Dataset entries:
================================

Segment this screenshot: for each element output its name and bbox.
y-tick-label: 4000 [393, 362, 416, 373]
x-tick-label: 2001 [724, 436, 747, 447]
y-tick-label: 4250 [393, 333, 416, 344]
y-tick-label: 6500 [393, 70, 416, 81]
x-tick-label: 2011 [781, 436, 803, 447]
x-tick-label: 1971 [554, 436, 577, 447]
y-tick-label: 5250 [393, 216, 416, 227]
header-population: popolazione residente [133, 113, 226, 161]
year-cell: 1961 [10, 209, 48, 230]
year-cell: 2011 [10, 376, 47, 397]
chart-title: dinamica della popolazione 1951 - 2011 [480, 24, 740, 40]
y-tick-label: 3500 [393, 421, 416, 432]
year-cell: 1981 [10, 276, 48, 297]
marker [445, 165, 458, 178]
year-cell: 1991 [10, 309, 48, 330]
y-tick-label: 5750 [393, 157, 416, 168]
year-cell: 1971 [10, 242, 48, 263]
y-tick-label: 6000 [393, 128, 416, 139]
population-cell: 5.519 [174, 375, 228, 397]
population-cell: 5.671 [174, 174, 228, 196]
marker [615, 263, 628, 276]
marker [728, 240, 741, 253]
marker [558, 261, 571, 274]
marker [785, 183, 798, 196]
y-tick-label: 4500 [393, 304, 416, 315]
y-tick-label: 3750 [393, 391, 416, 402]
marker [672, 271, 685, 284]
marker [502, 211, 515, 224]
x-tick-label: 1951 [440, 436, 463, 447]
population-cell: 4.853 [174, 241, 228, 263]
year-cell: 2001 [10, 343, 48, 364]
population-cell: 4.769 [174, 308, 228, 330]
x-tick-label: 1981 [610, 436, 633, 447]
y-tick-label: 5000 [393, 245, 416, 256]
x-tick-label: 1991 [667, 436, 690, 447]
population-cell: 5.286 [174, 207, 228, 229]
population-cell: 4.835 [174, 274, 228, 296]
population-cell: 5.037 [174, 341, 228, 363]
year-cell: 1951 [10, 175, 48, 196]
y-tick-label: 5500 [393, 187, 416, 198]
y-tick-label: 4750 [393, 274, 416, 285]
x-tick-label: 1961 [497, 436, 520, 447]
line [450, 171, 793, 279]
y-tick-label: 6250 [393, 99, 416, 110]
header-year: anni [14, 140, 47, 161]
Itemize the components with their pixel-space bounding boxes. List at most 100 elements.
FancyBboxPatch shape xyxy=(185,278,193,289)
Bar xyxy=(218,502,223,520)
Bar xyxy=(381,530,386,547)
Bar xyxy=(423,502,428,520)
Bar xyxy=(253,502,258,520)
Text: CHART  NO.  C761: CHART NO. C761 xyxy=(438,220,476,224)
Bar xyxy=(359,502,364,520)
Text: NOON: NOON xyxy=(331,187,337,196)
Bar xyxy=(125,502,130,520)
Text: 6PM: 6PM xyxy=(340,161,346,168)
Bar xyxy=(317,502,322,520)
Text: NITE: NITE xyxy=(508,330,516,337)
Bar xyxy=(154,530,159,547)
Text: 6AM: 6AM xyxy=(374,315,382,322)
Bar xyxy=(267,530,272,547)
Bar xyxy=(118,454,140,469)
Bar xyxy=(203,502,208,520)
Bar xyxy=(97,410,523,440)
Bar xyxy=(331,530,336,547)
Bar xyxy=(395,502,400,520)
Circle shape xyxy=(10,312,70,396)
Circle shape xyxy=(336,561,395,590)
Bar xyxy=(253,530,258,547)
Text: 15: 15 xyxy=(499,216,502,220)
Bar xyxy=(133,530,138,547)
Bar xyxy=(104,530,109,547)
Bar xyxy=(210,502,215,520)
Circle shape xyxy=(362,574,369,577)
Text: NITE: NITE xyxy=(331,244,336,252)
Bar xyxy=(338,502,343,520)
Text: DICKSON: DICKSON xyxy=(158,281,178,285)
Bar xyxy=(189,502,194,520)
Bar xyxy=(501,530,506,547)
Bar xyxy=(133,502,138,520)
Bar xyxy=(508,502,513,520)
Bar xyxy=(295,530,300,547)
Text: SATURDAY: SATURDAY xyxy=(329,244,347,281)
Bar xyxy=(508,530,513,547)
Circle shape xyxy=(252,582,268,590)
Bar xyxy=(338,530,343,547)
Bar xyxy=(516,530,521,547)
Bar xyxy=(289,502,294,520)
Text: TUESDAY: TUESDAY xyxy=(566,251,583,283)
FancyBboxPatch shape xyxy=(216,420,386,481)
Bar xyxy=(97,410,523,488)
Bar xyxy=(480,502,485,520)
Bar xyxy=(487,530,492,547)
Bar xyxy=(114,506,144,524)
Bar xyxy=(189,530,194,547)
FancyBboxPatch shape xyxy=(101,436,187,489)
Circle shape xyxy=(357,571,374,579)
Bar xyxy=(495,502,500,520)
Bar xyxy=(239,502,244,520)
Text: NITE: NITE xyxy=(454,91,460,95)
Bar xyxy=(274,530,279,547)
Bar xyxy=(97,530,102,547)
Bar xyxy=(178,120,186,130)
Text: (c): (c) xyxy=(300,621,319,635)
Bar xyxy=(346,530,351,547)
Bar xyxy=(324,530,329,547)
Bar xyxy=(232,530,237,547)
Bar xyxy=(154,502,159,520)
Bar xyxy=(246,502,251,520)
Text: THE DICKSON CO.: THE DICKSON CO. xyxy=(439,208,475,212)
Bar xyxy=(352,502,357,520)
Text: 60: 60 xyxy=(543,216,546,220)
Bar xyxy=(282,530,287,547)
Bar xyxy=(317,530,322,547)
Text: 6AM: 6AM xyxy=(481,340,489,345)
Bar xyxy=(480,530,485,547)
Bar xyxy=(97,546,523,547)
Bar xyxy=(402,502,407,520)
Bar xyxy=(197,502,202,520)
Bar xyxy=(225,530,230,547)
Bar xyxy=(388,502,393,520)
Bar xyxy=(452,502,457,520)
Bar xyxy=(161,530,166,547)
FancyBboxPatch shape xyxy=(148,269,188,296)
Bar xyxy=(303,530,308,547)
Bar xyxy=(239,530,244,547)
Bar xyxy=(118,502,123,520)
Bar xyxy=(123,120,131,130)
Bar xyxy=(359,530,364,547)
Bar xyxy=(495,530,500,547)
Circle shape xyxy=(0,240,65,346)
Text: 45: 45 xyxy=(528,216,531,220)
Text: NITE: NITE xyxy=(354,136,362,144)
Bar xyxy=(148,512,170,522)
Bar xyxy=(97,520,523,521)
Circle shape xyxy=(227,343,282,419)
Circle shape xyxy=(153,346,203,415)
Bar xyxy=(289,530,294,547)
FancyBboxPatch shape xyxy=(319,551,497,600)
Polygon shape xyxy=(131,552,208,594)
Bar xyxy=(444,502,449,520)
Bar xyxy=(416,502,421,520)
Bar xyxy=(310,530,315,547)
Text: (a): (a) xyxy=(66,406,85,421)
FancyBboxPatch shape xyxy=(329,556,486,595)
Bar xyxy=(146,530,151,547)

================================

● **TASK STATEMENT**: Rewrite the lines above, substituting "year-entry" for every "year-cell" and leaving everything else unchanged.

● **OUTPUT OF THE TASK**:
Segment this screenshot: for each element output its name and bbox.
y-tick-label: 4000 [393, 362, 416, 373]
x-tick-label: 2001 [724, 436, 747, 447]
y-tick-label: 4250 [393, 333, 416, 344]
y-tick-label: 6500 [393, 70, 416, 81]
x-tick-label: 2011 [781, 436, 803, 447]
x-tick-label: 1971 [554, 436, 577, 447]
y-tick-label: 5250 [393, 216, 416, 227]
header-population: popolazione residente [133, 113, 226, 161]
year-entry: 1961 [10, 209, 48, 230]
year-entry: 2011 [10, 376, 47, 397]
chart-title: dinamica della popolazione 1951 - 2011 [480, 24, 740, 40]
y-tick-label: 3500 [393, 421, 416, 432]
year-entry: 1981 [10, 276, 48, 297]
marker [445, 165, 458, 178]
year-entry: 1991 [10, 309, 48, 330]
y-tick-label: 5750 [393, 157, 416, 168]
year-entry: 1971 [10, 242, 48, 263]
y-tick-label: 6000 [393, 128, 416, 139]
population-cell: 5.519 [174, 375, 228, 397]
population-cell: 5.671 [174, 174, 228, 196]
marker [615, 263, 628, 276]
marker [728, 240, 741, 253]
marker [558, 261, 571, 274]
marker [785, 183, 798, 196]
y-tick-label: 4500 [393, 304, 416, 315]
y-tick-label: 3750 [393, 391, 416, 402]
marker [672, 271, 685, 284]
marker [502, 211, 515, 224]
x-tick-label: 1951 [440, 436, 463, 447]
population-cell: 4.853 [174, 241, 228, 263]
year-entry: 2001 [10, 343, 48, 364]
population-cell: 4.769 [174, 308, 228, 330]
x-tick-label: 1981 [610, 436, 633, 447]
y-tick-label: 5000 [393, 245, 416, 256]
x-tick-label: 1991 [667, 436, 690, 447]
population-cell: 5.286 [174, 207, 228, 229]
population-cell: 4.835 [174, 274, 228, 296]
population-cell: 5.037 [174, 341, 228, 363]
year-entry: 1951 [10, 175, 48, 196]
y-tick-label: 5500 [393, 187, 416, 198]
y-tick-label: 4750 [393, 274, 416, 285]
x-tick-label: 1961 [497, 436, 520, 447]
line [450, 171, 793, 279]
y-tick-label: 6250 [393, 99, 416, 110]
header-year: anni [14, 140, 47, 161]
Itemize the components with their pixel-space bounding boxes. List at most 100 elements.
FancyBboxPatch shape xyxy=(185,278,193,289)
Bar xyxy=(218,502,223,520)
Bar xyxy=(381,530,386,547)
Bar xyxy=(423,502,428,520)
Bar xyxy=(253,502,258,520)
Text: CHART  NO.  C761: CHART NO. C761 xyxy=(438,220,476,224)
Bar xyxy=(359,502,364,520)
Text: NOON: NOON xyxy=(331,187,337,196)
Bar xyxy=(125,502,130,520)
Text: 6PM: 6PM xyxy=(340,161,346,168)
Bar xyxy=(317,502,322,520)
Text: NITE: NITE xyxy=(508,330,516,337)
Bar xyxy=(154,530,159,547)
Text: 6AM: 6AM xyxy=(374,315,382,322)
Bar xyxy=(267,530,272,547)
Bar xyxy=(118,454,140,469)
Bar xyxy=(203,502,208,520)
Bar xyxy=(97,410,523,440)
Bar xyxy=(331,530,336,547)
Bar xyxy=(395,502,400,520)
Circle shape xyxy=(10,312,70,396)
Circle shape xyxy=(336,561,395,590)
Bar xyxy=(253,530,258,547)
Text: 15: 15 xyxy=(499,216,502,220)
Bar xyxy=(133,530,138,547)
Bar xyxy=(104,530,109,547)
Bar xyxy=(210,502,215,520)
Circle shape xyxy=(362,574,369,577)
Text: NITE: NITE xyxy=(331,244,336,252)
Bar xyxy=(338,502,343,520)
Text: DICKSON: DICKSON xyxy=(158,281,178,285)
Bar xyxy=(189,502,194,520)
Bar xyxy=(501,530,506,547)
Bar xyxy=(133,502,138,520)
Bar xyxy=(508,502,513,520)
Bar xyxy=(295,530,300,547)
Text: SATURDAY: SATURDAY xyxy=(329,244,347,281)
Bar xyxy=(508,530,513,547)
Circle shape xyxy=(252,582,268,590)
Bar xyxy=(338,530,343,547)
Bar xyxy=(516,530,521,547)
Bar xyxy=(289,502,294,520)
Text: TUESDAY: TUESDAY xyxy=(566,251,583,283)
FancyBboxPatch shape xyxy=(216,420,386,481)
Bar xyxy=(97,410,523,488)
Bar xyxy=(480,502,485,520)
Bar xyxy=(487,530,492,547)
Bar xyxy=(114,506,144,524)
Bar xyxy=(189,530,194,547)
FancyBboxPatch shape xyxy=(101,436,187,489)
Circle shape xyxy=(357,571,374,579)
Bar xyxy=(495,502,500,520)
Bar xyxy=(239,502,244,520)
Text: NITE: NITE xyxy=(454,91,460,95)
Bar xyxy=(274,530,279,547)
Bar xyxy=(97,530,102,547)
Bar xyxy=(178,120,186,130)
Text: (c): (c) xyxy=(300,621,319,635)
Bar xyxy=(346,530,351,547)
Bar xyxy=(324,530,329,547)
Bar xyxy=(232,530,237,547)
Bar xyxy=(154,502,159,520)
Bar xyxy=(246,502,251,520)
Text: THE DICKSON CO.: THE DICKSON CO. xyxy=(439,208,475,212)
Bar xyxy=(352,502,357,520)
Text: 60: 60 xyxy=(543,216,546,220)
Bar xyxy=(282,530,287,547)
Bar xyxy=(317,530,322,547)
Text: 6AM: 6AM xyxy=(481,340,489,345)
Bar xyxy=(480,530,485,547)
Bar xyxy=(97,546,523,547)
Bar xyxy=(402,502,407,520)
Bar xyxy=(197,502,202,520)
Bar xyxy=(225,530,230,547)
Bar xyxy=(388,502,393,520)
Bar xyxy=(452,502,457,520)
Bar xyxy=(161,530,166,547)
FancyBboxPatch shape xyxy=(148,269,188,296)
Bar xyxy=(303,530,308,547)
Bar xyxy=(239,530,244,547)
Bar xyxy=(118,502,123,520)
Bar xyxy=(123,120,131,130)
Bar xyxy=(359,530,364,547)
Bar xyxy=(495,530,500,547)
Circle shape xyxy=(0,240,65,346)
Text: 45: 45 xyxy=(528,216,531,220)
Text: NITE: NITE xyxy=(354,136,362,144)
Bar xyxy=(148,512,170,522)
Bar xyxy=(97,520,523,521)
Circle shape xyxy=(227,343,282,419)
Circle shape xyxy=(153,346,203,415)
Bar xyxy=(289,530,294,547)
FancyBboxPatch shape xyxy=(319,551,497,600)
Polygon shape xyxy=(131,552,208,594)
Bar xyxy=(444,502,449,520)
Bar xyxy=(416,502,421,520)
Bar xyxy=(310,530,315,547)
Text: (a): (a) xyxy=(66,406,85,421)
FancyBboxPatch shape xyxy=(329,556,486,595)
Bar xyxy=(146,530,151,547)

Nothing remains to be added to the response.